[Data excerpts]
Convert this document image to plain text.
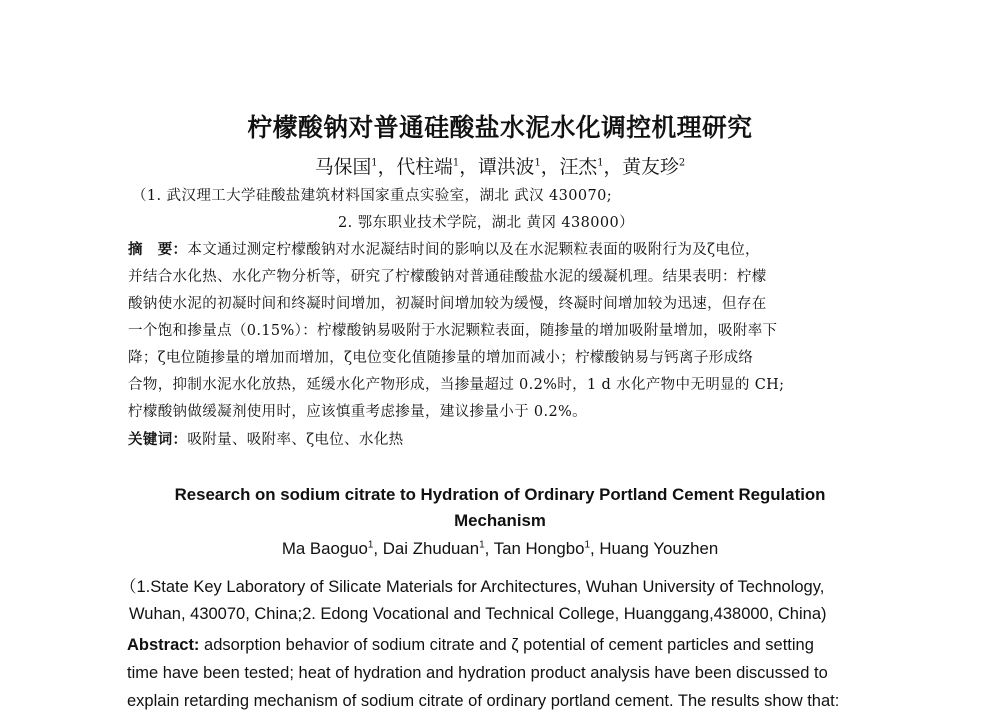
柠檬酸钠对普通硅酸盐水泥水化调控机理研究
马保国$^1$，代柱端$^1$，谭洪波$^1$，汪杰$^1$，黄友珍$^2$
（1. 武汉理工大学硅酸盐建筑材料国家重点实验室，湖北 武汉 430070;
2. 鄂东职业技术学院，湖北 黄冈 438000）
摘　要：本文通过测定柠檬酸钠对水泥凝结时间的影响以及在水泥颗粒表面的吸附行为及ζ电位，
并结合水化热、水化产物分析等，研究了柠檬酸钠对普通硅酸盐水泥的缓凝机理。结果表明：柠檬
酸钠使水泥的初凝时间和终凝时间增加，初凝时间增加较为缓慢，终凝时间增加较为迅速，但存在
一个饱和掺量点（0.15%）：柠檬酸钠易吸附于水泥颗粒表面，随掺量的增加吸附量增加，吸附率下
降；ζ电位随掺量的增加而增加，ζ电位变化值随掺量的增加而减小；柠檬酸钠易与钙离子形成络
合物，抑制水泥水化放热，延缓水化产物形成，当掺量超过 0.2%时，1 d 水化产物中无明显的 CH;
柠檬酸钠做缓凝剂使用时，应该慎重考虑掺量，建议掺量小于 0.2%。
关键词：吸附量、吸附率、ζ电位、水化热
Research on sodium citrate to Hydration of Ordinary Portland Cement Regulation
Mechanism
Ma Baoguo$^1$, Dai Zhuduan$^1$, Tan Hongbo$^1$, Huang Youzhen
（1.State Key Laboratory of Silicate Materials for Architectures, Wuhan University of Technology,
Wuhan, 430070, China;2. Edong Vocational and Technical College, Huanggang,438000, China)
Abstract: adsorption behavior of sodium citrate and ζ potential of cement particles and setting
time have been tested; heat of hydration and hydration product analysis have been discussed to
explain retarding mechanism of sodium citrate of ordinary portland cement. The results show that:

- **PROBLEM TO WORK ON**: Give the count of lines holding the word "sodium" and nothing more.

- **CORRECT ANSWER**: 3